▸ **DESCRIÇÃO DA TAREFA**
Por favor, escreva a continuação da notícia abaixo sobre a fala de Bolsonaro a respeito do STF, começando logo após a última frase do trecho citado.

▸ **TRECHO CITADO**
Bolsonaro diz que STF legisla e questiona falta de ministro evangélico

Em evento religioso, presidente se diz 'terrivelmente cristão' e opina que STF 'legisla' sobre LGBTfobia

Bolsonaro diz que STF legisla e questiona falta de ministro evangélico

Política

Oito dias após o Supremo Tribunal Federal ter formado maioria para criminalizar a LGBTfobia, Jair Bolsonaro questionou: “Será que não está na hora de termos um ministro no Supremo Tribunal Federal evangélico?”. A declaração foi dada em evento religioso promovido pela Assembleia de Deus em Goiânia (GO), nesta sexta-feira 31.

O presidente citou a ministra Damares Alves ao repetir que era “terrivelmente cristão”, e, ao tentar atacar a imprensa, diz que não queria ‘misturar Justiça com religião’.

Bolsonaro, no entanto, questionou o voto da maioria da Suprema Corte, que interpretou que a LGBTfobia seria enquadrada no crime de racismo até que o Legislativo votasse alguma lei para tratar da problemática.

▸ **ENTRADAS FORNECIDAS**

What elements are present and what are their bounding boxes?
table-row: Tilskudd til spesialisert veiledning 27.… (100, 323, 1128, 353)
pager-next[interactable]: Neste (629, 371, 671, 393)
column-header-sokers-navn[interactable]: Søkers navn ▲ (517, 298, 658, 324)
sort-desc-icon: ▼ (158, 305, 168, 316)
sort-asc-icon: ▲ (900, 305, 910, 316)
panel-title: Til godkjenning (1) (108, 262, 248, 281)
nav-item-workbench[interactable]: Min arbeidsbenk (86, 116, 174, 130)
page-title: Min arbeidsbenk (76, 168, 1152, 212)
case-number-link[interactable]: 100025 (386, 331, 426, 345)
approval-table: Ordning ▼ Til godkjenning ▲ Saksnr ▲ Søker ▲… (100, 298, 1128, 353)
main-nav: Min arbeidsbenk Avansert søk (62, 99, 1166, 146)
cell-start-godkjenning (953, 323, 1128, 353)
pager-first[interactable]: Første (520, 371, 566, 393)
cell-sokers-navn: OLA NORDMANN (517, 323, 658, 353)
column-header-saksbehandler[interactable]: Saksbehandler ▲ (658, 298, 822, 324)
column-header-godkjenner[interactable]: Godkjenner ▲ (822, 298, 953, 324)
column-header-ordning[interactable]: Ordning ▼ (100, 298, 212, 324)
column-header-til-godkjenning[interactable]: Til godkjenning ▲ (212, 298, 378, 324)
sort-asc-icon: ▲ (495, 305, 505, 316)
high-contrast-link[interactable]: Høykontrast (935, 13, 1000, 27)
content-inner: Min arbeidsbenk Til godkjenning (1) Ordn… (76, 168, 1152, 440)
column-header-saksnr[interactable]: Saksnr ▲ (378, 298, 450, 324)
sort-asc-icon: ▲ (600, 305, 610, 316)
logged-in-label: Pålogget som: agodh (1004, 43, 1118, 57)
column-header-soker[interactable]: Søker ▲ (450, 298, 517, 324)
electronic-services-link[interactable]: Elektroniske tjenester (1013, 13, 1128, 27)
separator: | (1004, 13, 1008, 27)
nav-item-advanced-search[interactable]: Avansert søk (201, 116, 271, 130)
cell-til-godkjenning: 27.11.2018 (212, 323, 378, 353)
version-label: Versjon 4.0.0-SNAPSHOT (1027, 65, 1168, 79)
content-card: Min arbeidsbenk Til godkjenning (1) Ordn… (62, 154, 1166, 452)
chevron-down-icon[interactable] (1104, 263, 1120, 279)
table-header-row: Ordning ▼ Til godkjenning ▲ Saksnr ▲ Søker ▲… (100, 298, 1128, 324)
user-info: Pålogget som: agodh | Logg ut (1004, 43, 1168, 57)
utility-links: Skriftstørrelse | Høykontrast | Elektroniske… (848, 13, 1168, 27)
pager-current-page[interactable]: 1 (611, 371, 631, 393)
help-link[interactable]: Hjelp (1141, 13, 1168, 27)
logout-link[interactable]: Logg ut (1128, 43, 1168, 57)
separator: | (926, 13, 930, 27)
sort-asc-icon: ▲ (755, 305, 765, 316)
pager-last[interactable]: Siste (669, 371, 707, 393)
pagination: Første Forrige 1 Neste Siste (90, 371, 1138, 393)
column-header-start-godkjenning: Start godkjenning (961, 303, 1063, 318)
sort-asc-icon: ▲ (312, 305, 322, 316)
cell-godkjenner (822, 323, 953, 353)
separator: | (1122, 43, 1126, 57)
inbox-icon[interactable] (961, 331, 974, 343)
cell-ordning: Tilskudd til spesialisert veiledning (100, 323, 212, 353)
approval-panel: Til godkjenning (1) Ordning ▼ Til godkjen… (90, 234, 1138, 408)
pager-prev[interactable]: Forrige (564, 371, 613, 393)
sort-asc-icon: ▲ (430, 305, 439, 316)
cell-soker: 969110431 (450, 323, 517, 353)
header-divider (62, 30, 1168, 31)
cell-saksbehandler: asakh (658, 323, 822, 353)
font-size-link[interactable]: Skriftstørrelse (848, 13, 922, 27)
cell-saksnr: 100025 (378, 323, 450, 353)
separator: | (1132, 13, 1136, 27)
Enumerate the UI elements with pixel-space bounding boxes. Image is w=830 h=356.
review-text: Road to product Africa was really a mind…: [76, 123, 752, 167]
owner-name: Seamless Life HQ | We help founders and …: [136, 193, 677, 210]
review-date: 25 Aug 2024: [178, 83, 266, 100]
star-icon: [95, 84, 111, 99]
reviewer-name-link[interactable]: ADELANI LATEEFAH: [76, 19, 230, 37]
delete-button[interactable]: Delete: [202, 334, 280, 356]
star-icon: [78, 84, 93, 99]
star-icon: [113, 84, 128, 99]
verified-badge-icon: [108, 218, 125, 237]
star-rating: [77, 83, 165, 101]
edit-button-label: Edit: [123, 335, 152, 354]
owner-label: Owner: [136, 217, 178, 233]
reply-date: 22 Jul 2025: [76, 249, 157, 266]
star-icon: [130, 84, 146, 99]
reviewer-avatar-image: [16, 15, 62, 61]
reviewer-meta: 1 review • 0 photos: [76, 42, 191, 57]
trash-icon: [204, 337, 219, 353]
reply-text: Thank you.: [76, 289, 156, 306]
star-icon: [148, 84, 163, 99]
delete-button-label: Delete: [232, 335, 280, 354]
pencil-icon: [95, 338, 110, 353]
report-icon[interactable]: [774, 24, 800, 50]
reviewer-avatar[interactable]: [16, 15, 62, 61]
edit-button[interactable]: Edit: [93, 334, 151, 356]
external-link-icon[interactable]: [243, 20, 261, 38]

▸ **CAIXA DE RESPOSTA**
“O Supremo Tribunal Federal agora está discutindo se homofobia pode ser tipificado como racismo. Desculpe aqui o Supremo Tribunal Federal, que eu respeito e jamais atacaria outro poder, mas, pelo que me parece, estão legislando. E eu pergunto aos senhores: o Estado é laico, mas eu sou cristão”, afirmou o presidente.

A votação no Supremo ainda não foi encerrada – será retomada no dia 13 de junho. O STF já dedicou 5 sessões do Plenário, em uma discussão que se estende desde fevereiro, para discutir sobre a temática.

O voto dos 6 ministros favoráveis até o momento foi baseado em estatísticas de violência por ódio e preconceito e também pela omissão do Congresso ao longo dos anos em proteger os direitos fundamentais da população LGBT+.